• What is needed: Here are some entries; quote each one exactly.

• Data supplied:
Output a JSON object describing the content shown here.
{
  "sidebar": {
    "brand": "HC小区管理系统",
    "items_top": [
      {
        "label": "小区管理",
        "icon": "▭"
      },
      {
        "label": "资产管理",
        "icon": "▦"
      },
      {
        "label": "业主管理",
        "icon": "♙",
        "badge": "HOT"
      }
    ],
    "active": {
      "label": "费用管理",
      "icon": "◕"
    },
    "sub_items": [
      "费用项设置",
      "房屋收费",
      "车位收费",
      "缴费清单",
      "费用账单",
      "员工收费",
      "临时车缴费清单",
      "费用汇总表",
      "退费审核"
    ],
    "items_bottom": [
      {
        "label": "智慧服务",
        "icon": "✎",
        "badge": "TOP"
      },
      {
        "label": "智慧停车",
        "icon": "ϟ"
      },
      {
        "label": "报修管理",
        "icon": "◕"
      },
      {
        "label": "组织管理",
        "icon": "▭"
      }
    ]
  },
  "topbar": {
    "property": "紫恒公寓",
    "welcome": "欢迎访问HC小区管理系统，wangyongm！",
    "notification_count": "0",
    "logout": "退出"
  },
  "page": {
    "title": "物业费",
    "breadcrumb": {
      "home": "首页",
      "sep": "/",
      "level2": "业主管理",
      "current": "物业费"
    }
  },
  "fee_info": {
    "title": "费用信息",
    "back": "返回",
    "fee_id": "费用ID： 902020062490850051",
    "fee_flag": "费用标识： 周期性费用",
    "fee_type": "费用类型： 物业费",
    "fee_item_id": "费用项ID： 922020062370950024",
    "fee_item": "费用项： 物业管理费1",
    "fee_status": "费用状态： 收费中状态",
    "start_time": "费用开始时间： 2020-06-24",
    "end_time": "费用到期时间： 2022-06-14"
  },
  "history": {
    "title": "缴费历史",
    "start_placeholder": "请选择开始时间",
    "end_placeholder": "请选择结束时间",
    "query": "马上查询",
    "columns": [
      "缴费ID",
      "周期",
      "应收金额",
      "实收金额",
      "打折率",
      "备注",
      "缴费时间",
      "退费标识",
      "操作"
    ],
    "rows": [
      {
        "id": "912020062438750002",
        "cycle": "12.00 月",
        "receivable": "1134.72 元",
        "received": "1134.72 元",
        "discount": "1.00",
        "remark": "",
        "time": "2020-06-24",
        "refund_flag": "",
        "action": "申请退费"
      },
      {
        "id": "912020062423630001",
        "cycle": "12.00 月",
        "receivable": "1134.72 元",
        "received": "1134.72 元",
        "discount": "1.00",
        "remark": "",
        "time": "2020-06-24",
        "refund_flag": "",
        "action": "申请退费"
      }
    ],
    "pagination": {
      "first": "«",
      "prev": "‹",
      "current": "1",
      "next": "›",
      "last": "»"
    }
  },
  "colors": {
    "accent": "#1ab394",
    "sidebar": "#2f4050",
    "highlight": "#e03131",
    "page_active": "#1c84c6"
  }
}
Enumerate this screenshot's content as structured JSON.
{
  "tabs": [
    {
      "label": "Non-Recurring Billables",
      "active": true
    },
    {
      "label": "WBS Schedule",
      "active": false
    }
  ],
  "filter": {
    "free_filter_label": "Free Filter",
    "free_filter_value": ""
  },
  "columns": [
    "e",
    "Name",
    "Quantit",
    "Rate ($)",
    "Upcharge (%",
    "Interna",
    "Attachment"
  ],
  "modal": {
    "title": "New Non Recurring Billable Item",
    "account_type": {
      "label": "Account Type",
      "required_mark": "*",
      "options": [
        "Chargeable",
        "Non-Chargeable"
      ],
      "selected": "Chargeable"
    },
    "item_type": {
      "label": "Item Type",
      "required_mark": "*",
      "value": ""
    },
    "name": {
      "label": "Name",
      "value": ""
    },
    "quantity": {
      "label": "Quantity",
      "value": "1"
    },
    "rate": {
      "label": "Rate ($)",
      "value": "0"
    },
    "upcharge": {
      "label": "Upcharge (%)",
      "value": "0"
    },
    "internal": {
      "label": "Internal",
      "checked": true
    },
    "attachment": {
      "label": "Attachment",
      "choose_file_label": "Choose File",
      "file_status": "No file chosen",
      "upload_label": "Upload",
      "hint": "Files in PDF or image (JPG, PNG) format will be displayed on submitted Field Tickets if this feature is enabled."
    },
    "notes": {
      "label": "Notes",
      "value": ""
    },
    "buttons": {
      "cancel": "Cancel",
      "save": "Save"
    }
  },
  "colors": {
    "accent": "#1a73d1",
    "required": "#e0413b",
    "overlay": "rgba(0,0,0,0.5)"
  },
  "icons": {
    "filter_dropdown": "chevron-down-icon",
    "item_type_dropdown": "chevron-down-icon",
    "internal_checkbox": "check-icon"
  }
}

• Response to this task:
Output a JSON object describing the content shown here.
{
  "sidebar": {
    "brand": "HC小区管理系统",
    "items_top": [
      {
        "label": "小区管理",
        "icon": "▭"
      },
      {
        "label": "资产管理",
        "icon": "▦"
      },
      {
        "label": "业主管理",
        "icon": "♙",
        "badge": "HOT"
      }
    ],
    "active": {
      "label": "费用管理",
      "icon": "◕"
    },
    "sub_items": [
      "费用项设置",
      "房屋收费",
      "车位收费",
      "缴费清单",
      "费用账单",
      "员工收费",
      "临时车缴费清单",
      "费用汇总表",
      "退费审核"
    ],
    "items_bottom": [
      {
        "label": "智慧服务",
        "icon": "✎",
        "badge": "TOP"
      },
      {
        "label": "智慧停车",
        "icon": "ϟ"
      },
      {
        "label": "报修管理",
        "icon": "◕"
      },
      {
        "label": "组织管理",
        "icon": "▭"
      }
    ]
  },
  "topbar": {
    "property": "紫恒公寓",
    "welcome": "欢迎访问HC小区管理系统，wangyongm！",
    "notification_count": "0",
    "logout": "退出"
  },
  "page": {
    "title": "物业费",
    "breadcrumb": {
      "home": "首页",
      "sep": "/",
      "level2": "业主管理",
      "current": "物业费"
    }
  },
  "fee_info": {
    "title": "费用信息",
    "back": "返回",
    "fee_id": "费用ID： 902020062490850051",
    "fee_flag": "费用标识： 周期性费用",
    "fee_type": "费用类型： 物业费",
    "fee_item_id": "费用项ID： 922020062370950024",
    "fee_item": "费用项： 物业管理费1",
    "fee_status": "费用状态： 收费中状态",
    "start_time": "费用开始时间： 2020-06-24",
    "end_time": "费用到期时间： 2022-06-14"
  },
  "history": {
    "title": "缴费历史",
    "start_placeholder": "请选择开始时间",
    "end_placeholder": "请选择结束时间",
    "query": "马上查询",
    "columns": [
      "缴费ID",
      "周期",
      "应收金额",
      "实收金额",
      "打折率",
      "备注",
      "缴费时间",
      "退费标识",
      "操作"
    ],
    "rows": [
      {
        "id": "912020062438750002",
        "cycle": "12.00 月",
        "receivable": "1134.72 元",
        "received": "1134.72 元",
        "discount": "1.00",
        "remark": "",
        "time": "2020-06-24",
        "refund_flag": "",
        "action": "申请退费"
      },
      {
        "id": "912020062423630001",
        "cycle": "12.00 月",
        "receivable": "1134.72 元",
        "received": "1134.72 元",
        "discount": "1.00",
        "remark": "",
        "time": "2020-06-24",
        "refund_flag": "",
        "action": "申请退费"
      }
    ],
    "pagination": {
      "first": "«",
      "prev": "‹",
      "current": "1",
      "next": "›",
      "last": "»"
    }
  },
  "colors": {
    "accent": "#1ab394",
    "sidebar": "#2f4050",
    "highlight": "#e03131",
    "page_active": "#1c84c6"
  }
}
Enumerate this screenshot's content as structured JSON.
{
  "tabs": [
    {
      "label": "Non-Recurring Billables",
      "active": true
    },
    {
      "label": "WBS Schedule",
      "active": false
    }
  ],
  "filter": {
    "free_filter_label": "Free Filter",
    "free_filter_value": ""
  },
  "columns": [
    "e",
    "Name",
    "Quantit",
    "Rate ($)",
    "Upcharge (%",
    "Interna",
    "Attachment"
  ],
  "modal": {
    "title": "New Non Recurring Billable Item",
    "account_type": {
      "label": "Account Type",
      "required_mark": "*",
      "options": [
        "Chargeable",
        "Non-Chargeable"
      ],
      "selected": "Chargeable"
    },
    "item_type": {
      "label": "Item Type",
      "required_mark": "*",
      "value": ""
    },
    "name": {
      "label": "Name",
      "value": ""
    },
    "quantity": {
      "label": "Quantity",
      "value": "1"
    },
    "rate": {
      "label": "Rate ($)",
      "value": "0"
    },
    "upcharge": {
      "label": "Upcharge (%)",
      "value": "0"
    },
    "internal": {
      "label": "Internal",
      "checked": true
    },
    "attachment": {
      "label": "Attachment",
      "choose_file_label": "Choose File",
      "file_status": "No file chosen",
      "upload_label": "Upload",
      "hint": "Files in PDF or image (JPG, PNG) format will be displayed on submitted Field Tickets if this feature is enabled."
    },
    "notes": {
      "label": "Notes",
      "value": ""
    },
    "buttons": {
      "cancel": "Cancel",
      "save": "Save"
    }
  },
  "colors": {
    "accent": "#1a73d1",
    "required": "#e0413b",
    "overlay": "rgba(0,0,0,0.5)"
  },
  "icons": {
    "filter_dropdown": "chevron-down-icon",
    "item_type_dropdown": "chevron-down-icon",
    "internal_checkbox": "check-icon"
  }
}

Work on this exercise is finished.